■ INSTRUCTION:
Count the lines in the records below that contain the string "frame", matching case exactly, and reply with that number alone.

■ SUPPLIED RECORDS:
__________
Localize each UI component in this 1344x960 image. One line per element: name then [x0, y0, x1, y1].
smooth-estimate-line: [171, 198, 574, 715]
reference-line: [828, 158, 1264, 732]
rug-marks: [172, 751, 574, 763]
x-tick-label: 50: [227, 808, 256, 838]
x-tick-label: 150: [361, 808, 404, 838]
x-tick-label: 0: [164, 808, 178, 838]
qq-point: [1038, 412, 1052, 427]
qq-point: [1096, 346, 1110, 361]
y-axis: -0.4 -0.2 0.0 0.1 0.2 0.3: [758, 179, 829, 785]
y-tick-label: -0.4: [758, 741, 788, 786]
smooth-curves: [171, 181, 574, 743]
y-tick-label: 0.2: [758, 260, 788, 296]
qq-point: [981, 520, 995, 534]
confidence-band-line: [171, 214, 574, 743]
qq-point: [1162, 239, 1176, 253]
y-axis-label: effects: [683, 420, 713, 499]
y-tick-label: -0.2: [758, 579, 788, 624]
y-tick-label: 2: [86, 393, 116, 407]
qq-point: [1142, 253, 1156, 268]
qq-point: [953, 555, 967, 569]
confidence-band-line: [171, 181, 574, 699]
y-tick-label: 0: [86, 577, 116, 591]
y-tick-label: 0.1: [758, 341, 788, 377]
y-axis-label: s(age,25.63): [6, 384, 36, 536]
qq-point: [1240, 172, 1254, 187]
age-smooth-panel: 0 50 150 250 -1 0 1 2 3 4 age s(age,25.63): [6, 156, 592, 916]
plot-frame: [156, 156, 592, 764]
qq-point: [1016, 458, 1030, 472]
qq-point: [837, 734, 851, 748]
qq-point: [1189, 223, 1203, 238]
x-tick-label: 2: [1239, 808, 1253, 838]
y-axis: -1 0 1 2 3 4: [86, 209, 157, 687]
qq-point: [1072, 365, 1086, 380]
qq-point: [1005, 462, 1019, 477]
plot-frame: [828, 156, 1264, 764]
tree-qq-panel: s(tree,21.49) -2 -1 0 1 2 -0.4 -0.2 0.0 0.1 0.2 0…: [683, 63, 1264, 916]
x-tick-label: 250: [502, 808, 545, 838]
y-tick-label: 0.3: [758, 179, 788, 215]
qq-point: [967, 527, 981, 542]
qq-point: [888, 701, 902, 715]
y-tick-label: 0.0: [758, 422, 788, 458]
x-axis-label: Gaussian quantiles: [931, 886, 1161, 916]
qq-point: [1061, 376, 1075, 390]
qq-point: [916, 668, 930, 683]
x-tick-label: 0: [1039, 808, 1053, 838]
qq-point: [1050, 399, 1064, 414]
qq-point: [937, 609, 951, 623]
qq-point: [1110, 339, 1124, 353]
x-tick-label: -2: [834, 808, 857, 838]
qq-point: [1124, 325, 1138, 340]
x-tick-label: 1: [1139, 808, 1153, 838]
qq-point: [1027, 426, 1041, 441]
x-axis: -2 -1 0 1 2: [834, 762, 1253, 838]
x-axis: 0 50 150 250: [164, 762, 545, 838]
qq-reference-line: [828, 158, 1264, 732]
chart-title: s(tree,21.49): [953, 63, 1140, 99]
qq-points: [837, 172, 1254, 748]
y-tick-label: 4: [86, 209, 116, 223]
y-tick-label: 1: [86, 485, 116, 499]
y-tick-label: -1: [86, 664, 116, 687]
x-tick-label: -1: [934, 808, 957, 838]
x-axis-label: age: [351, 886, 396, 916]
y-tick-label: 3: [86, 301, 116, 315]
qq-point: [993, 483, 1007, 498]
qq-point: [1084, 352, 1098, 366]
__________
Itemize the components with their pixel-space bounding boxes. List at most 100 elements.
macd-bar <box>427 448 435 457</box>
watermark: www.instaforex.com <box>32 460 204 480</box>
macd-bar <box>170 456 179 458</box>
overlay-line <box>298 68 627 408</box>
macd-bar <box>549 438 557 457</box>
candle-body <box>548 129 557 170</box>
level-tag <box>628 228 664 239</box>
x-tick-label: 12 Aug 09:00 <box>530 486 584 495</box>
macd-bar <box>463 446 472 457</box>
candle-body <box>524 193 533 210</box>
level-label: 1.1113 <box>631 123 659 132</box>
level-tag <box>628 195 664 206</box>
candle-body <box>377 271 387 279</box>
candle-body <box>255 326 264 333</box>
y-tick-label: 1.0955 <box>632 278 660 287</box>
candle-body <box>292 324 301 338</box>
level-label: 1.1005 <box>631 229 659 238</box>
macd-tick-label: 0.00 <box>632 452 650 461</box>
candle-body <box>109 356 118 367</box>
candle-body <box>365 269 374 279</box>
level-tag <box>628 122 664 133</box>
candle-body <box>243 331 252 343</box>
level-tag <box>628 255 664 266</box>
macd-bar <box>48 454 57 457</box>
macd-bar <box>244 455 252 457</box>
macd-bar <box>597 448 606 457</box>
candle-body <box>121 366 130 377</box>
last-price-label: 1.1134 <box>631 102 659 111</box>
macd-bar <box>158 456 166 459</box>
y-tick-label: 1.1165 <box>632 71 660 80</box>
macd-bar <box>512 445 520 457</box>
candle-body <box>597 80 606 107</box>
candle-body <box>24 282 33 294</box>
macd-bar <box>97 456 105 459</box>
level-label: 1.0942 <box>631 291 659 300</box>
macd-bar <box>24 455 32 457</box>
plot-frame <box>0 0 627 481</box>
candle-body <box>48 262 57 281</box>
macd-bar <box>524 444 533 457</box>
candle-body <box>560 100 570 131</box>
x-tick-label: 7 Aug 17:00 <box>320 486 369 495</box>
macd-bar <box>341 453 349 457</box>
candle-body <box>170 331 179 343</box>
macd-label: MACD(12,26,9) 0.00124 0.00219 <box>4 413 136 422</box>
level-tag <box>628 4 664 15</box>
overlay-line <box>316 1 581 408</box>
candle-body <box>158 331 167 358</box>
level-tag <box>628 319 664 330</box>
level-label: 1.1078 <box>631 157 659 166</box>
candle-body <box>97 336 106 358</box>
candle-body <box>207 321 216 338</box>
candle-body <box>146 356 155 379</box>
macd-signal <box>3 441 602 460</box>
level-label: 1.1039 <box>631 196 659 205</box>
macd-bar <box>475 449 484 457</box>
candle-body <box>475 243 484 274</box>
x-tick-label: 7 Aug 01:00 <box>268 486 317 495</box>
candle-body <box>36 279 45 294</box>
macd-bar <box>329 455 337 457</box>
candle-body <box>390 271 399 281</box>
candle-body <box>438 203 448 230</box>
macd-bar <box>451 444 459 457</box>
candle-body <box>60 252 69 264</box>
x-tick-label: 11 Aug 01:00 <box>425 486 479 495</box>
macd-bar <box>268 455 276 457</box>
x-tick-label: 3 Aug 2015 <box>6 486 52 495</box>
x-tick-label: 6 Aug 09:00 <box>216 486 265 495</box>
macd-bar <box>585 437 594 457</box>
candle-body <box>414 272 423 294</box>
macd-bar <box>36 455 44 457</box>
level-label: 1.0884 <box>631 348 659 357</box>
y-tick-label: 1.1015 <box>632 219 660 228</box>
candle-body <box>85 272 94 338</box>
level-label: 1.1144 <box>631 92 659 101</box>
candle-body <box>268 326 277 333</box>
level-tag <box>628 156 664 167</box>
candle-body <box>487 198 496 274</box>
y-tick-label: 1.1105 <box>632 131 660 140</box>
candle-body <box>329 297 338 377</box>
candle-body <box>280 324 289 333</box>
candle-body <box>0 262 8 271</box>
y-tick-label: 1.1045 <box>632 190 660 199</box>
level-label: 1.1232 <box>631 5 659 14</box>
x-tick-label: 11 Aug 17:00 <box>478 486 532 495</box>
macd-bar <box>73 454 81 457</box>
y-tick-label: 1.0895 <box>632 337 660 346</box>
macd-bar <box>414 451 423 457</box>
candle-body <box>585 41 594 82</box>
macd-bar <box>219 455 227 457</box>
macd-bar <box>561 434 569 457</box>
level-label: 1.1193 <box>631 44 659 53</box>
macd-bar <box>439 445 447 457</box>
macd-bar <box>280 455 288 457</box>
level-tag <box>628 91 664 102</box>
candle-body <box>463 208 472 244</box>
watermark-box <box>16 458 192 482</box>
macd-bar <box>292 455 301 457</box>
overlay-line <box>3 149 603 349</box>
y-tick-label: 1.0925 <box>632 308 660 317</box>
__________
■ RESPONSE:
3